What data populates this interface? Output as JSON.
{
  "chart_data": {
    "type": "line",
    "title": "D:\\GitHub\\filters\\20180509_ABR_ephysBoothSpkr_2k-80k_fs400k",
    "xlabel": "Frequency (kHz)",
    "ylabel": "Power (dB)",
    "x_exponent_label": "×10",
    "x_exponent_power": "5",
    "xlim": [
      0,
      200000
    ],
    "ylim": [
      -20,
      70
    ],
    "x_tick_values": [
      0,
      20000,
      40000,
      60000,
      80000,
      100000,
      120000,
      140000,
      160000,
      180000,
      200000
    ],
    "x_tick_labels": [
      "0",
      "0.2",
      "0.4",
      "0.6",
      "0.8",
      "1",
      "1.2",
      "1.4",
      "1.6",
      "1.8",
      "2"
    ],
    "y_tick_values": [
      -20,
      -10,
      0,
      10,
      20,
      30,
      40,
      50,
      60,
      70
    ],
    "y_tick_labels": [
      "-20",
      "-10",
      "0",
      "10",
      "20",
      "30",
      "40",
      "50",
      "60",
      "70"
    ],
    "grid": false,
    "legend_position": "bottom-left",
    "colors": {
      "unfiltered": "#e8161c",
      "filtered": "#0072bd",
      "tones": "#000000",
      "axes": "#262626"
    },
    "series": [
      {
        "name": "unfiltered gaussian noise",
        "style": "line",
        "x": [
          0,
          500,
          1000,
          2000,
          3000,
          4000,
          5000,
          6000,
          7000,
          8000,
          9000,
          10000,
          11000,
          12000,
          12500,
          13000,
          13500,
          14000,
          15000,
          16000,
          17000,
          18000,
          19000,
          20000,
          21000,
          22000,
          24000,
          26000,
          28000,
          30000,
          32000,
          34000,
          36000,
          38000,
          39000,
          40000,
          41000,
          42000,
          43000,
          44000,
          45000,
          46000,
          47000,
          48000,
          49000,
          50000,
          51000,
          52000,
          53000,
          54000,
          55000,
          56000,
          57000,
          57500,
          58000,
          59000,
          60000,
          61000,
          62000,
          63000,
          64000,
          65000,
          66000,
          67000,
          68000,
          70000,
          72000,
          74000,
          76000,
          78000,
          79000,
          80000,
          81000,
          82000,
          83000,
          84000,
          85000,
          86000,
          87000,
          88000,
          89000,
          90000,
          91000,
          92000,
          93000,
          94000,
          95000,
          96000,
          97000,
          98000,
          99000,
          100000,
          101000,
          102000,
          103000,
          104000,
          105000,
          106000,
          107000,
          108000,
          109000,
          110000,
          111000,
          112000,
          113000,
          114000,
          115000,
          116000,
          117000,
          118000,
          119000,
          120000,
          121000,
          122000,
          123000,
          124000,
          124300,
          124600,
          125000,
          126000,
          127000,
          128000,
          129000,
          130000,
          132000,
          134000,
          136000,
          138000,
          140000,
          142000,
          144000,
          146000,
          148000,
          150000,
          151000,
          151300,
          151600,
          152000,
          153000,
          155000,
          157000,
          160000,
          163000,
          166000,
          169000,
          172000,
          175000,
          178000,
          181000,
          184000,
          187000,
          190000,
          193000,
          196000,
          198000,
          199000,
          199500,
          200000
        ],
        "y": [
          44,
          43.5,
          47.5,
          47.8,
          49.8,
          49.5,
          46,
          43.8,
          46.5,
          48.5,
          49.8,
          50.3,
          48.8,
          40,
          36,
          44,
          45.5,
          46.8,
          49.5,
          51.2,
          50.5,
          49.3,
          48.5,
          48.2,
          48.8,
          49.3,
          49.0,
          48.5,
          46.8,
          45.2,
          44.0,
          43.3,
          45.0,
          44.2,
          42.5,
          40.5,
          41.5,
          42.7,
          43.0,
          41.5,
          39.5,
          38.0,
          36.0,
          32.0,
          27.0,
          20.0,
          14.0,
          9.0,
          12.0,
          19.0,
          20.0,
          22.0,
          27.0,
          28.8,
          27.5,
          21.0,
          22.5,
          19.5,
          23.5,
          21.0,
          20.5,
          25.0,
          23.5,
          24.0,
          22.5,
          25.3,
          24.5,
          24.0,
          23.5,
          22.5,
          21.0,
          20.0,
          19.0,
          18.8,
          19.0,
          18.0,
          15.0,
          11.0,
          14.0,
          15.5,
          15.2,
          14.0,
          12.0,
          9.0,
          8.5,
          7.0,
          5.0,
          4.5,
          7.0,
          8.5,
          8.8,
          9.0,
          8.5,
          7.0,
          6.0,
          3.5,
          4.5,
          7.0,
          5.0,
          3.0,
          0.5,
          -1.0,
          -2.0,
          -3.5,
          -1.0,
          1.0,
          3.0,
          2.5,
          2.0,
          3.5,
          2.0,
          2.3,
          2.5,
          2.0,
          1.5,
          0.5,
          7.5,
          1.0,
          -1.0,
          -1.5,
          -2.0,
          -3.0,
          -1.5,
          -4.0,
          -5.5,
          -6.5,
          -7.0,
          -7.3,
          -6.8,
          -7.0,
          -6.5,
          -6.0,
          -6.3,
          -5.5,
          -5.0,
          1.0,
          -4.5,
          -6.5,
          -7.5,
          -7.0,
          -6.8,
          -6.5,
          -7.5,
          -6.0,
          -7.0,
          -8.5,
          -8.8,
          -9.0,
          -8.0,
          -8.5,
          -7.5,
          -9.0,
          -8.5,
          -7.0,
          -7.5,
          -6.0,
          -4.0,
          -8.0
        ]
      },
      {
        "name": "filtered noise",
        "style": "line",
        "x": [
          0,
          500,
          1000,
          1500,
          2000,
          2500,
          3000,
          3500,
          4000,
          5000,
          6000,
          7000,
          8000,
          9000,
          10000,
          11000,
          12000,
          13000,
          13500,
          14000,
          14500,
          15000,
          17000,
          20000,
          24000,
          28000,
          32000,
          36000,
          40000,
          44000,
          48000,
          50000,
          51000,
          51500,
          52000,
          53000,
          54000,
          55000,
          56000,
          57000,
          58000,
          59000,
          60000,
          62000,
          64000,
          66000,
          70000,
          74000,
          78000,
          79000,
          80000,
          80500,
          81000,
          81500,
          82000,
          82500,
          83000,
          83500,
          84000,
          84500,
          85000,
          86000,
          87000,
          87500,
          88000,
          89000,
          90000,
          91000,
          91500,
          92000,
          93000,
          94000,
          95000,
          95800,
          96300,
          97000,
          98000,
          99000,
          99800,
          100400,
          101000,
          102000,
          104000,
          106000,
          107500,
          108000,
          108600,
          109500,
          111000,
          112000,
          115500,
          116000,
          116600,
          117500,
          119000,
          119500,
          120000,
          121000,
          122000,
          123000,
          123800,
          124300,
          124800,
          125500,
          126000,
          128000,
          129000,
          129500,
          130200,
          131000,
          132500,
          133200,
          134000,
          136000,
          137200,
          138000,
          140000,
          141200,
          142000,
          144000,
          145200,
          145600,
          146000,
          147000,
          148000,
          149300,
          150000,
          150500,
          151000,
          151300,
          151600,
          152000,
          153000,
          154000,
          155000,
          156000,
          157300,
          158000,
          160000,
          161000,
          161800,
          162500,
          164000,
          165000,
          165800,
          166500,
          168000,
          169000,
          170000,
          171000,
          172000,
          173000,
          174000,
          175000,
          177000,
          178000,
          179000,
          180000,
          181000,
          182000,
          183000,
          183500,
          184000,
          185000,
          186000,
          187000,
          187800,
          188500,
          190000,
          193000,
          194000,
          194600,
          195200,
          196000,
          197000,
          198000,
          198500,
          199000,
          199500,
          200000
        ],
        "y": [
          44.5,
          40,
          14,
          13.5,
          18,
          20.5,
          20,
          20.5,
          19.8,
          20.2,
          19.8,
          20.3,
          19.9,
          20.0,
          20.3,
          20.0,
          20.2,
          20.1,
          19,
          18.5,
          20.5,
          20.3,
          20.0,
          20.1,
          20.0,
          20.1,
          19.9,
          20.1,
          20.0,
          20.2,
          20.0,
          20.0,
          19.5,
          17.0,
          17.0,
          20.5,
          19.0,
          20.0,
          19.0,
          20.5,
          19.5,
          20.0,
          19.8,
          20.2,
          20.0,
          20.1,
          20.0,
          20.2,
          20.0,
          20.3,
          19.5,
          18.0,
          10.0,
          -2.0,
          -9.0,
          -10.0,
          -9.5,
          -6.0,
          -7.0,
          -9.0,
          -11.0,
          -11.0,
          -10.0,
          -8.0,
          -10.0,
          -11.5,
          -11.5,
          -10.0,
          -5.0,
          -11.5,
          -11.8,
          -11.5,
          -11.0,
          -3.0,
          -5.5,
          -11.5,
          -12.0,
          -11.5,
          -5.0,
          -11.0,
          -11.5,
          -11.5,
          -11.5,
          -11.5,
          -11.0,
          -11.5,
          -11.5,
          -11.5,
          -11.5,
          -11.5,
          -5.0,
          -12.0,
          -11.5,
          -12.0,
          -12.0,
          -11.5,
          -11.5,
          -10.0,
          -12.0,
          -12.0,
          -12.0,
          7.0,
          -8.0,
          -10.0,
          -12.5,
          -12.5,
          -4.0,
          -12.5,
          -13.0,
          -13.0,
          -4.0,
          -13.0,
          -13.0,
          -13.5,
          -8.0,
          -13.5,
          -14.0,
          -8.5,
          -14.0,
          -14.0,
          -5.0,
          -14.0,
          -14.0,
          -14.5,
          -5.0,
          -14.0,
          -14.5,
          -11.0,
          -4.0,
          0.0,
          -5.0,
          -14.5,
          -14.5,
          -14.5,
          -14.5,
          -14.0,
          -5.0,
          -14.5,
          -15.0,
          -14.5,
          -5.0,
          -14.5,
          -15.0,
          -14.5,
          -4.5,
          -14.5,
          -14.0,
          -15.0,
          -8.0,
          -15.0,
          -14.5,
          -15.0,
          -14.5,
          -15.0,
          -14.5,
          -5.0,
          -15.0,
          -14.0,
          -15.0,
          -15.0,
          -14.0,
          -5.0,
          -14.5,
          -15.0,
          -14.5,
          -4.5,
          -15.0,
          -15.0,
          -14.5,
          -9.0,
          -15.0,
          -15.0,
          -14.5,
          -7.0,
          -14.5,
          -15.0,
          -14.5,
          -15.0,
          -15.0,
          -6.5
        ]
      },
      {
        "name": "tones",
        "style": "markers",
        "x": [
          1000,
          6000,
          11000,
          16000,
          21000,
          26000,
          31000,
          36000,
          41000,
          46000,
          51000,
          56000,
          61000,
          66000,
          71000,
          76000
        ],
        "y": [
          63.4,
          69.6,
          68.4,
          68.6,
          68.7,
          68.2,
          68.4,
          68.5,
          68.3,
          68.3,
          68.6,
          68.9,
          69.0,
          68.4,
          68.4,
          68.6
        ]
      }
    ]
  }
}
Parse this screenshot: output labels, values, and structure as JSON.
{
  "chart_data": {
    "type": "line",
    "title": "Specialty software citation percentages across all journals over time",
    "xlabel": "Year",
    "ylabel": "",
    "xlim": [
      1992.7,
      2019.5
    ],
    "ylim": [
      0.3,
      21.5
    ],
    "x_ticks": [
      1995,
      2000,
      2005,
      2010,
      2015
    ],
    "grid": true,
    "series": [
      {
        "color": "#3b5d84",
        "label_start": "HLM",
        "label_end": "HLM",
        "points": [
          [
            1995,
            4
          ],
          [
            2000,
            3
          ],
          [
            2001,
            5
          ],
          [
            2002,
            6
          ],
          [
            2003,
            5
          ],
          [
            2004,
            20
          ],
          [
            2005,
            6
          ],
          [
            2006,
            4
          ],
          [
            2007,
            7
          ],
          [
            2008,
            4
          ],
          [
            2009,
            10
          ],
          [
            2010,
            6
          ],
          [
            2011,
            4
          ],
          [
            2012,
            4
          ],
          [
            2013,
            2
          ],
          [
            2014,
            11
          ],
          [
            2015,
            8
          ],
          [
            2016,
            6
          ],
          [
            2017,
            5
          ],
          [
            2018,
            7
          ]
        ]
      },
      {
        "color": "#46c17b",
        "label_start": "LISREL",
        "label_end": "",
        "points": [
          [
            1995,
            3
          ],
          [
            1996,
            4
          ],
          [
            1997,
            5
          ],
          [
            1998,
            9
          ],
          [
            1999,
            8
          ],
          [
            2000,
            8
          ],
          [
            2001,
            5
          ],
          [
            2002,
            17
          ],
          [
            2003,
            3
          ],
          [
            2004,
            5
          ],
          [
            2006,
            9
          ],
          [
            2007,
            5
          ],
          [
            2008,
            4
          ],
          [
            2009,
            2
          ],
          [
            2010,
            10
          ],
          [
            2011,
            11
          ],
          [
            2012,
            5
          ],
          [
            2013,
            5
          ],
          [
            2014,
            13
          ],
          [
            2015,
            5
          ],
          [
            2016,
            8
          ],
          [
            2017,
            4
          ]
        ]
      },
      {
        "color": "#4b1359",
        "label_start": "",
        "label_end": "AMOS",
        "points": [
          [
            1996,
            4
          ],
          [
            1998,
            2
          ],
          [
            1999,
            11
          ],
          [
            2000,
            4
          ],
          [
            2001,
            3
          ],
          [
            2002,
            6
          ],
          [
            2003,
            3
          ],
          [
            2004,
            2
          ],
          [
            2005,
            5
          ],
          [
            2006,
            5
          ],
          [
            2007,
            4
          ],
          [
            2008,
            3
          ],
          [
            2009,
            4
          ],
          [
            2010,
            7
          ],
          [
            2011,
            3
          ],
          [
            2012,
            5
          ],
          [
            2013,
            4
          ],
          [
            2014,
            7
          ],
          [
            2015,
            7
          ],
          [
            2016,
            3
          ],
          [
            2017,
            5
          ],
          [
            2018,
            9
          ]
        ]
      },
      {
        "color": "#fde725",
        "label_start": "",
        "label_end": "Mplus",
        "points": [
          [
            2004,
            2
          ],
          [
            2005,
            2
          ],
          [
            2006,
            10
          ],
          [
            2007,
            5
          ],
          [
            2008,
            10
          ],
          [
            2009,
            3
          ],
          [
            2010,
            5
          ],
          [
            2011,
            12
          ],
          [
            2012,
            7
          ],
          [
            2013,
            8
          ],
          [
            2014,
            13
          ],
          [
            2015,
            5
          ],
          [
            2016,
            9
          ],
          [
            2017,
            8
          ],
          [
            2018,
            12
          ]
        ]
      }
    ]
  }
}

The problem: Pull out every line above that holds the word "noise".

Expected answer:
        "name": "unfiltered gaussian noise",
        "name": "filtered noise",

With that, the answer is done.